__Requirements__
• a. Output the passage of the post on coping with uncertainty that lies between "As well as finding" and "because of uncertainty.", inclusive.
• b. According to the post on coping with uncertainty, what is the writer currently in the middle of trying to do?
• c. Take the post on coping with uncertainty further, starting right after its final sentence.

__Quoted passage__
------------------------------------------------------------------------

One of the ways that autism affects me is that it is almost impossible for me to cope with uncertainty. And, unfortunately, it appears that there will be nothing but uncertainty for a while, following on from the referendum result last week.
There will definitely be changes as a result. I don’t know yet how – or if – these changes will have a direct impact on my life.
But although I didn’t vote to leave, and I think it is the wrong decision, I will find ways to cope with any change that this will bring. What I’m finding incredibly difficult at the moment is all the speculation about what might happen. For my own wellbeing, I need to disengage with the ‘what if’ hypotheses; to not hear anything until a change is certain. And then I can work out how to deal with the actual change.
As well as finding the speculation difficult generally, I’m being made increasingly anxious by all the specific speculation about house prices and mortgage lending, as I’m currently in the middle of trying to buy somewhere to live. It’s part of my longer-term plan to get the stability that I so badly need at the moment. Assuming I can still get a mortgage, I intend to carry on with the plan – I can afford it, I need somewhere to live, and this is the first opportunity I’ve ever really had to be able to buy something appropriate for my needs. I don’t want to put that at risk because of uncertainty.

------------------------------------------------------------------------

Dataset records
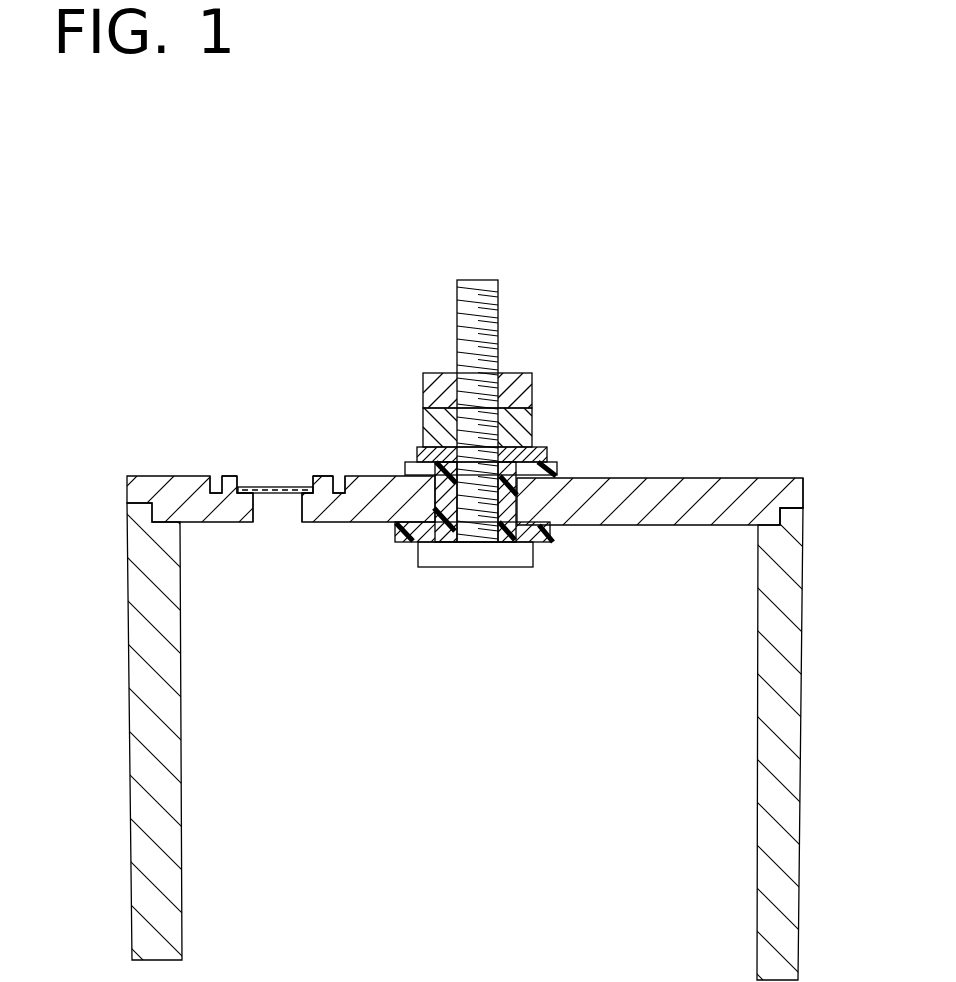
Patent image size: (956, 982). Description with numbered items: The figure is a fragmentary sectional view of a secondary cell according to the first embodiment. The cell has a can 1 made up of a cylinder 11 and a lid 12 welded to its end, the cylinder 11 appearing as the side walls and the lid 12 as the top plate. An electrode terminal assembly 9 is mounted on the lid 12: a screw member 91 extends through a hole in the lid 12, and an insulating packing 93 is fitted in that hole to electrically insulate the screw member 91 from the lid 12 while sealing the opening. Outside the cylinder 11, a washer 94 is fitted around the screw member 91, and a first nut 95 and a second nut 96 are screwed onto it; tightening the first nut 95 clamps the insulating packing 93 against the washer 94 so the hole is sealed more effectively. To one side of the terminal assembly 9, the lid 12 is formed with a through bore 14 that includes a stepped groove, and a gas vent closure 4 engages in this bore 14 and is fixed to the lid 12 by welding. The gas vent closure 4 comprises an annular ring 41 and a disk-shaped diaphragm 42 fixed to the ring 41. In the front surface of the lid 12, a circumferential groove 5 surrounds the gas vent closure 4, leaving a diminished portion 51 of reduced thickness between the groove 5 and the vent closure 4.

The can 1 is at (695, 480).
The cylinder 11 is at (785, 720).
The lid 12 is at (757, 492).
The through bore 14 is at (258, 518).
The gas vent closure 4 is at (272, 357).
The annular ring 41 is at (240, 474).
The diaphragm 42 is at (268, 474).
The circumferential groove 5 is at (215, 474).
The diminished portion 51 is at (228, 474).
The electrode terminal assembly 9 is at (553, 273).
The screw member 91 is at (483, 297).
The insulating packing 93 is at (550, 467).
The washer 94 is at (422, 457).
The first nut 95 is at (433, 427).
The second nut 96 is at (435, 387).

------------------------------------------------------------------------

__Solved problems__
• a.
As well as finding the speculation difficult generally, I’m being made increasingly anxious by all the specific speculation about house prices and mortgage lending, as I’m currently in the middle of trying to buy somewhere to live. It’s part of my longer-term plan to get the stability that I so badly need at the moment. Assuming I can still get a mortgage, I intend to carry on with the plan – I can afford it, I need somewhere to live, and this is the first opportunity I’ve ever really had to be able to buy something appropriate for my needs. I don’t want to put that at risk because of uncertainty.

• b. Buy somewhere to live.

• c.
It’s still keeping me awake at night, though. I keep wondering whether I’m doing the right thing or not.
I assume anyone in my position would be having the same doubts. But it is perhaps harder for me to deal with those thoughts.
And I get to the stage where I think I’m coping OK. Then something minor happens and it’s clear that I’m not. For example, today I wanted to get out to the sea and have a walk to clear my head. I got to the car park, found the parking space I wanted… but couldn’t park in the space because as I was preparing to reverse in, the people in the next space decided to open the passenger door and mess around, telling me to go elsewhere.
I couldn’t think of another plan. I waited for a while, but they wouldn’t close their door. So I drove home again. A two hour round trip to go nowhere.
In hindsight, I should have just found another space – the car park was busy, but not full. But I literally couldn’t make that decision at that point in time.
I know I will be living in a very uncertain world for a few years. If the speculation dies down, I can find a way of pushing the uncertainty to the back of my mind; a way to pretend that it doesn’t exist. It’s not a matter of me being in denial: I know things will change. But I need to deal with the change when it happens, not try to deal with all the speculation and catastrophising that’s going on at the moment.
I don’t think the speculation is going to die down any time soon, though. There seems to be too much hurt; too many people taking the results personally. I’ve actually had to stop reading a couple of online forums because the personal attacks on posters made me feel so uncomfortable.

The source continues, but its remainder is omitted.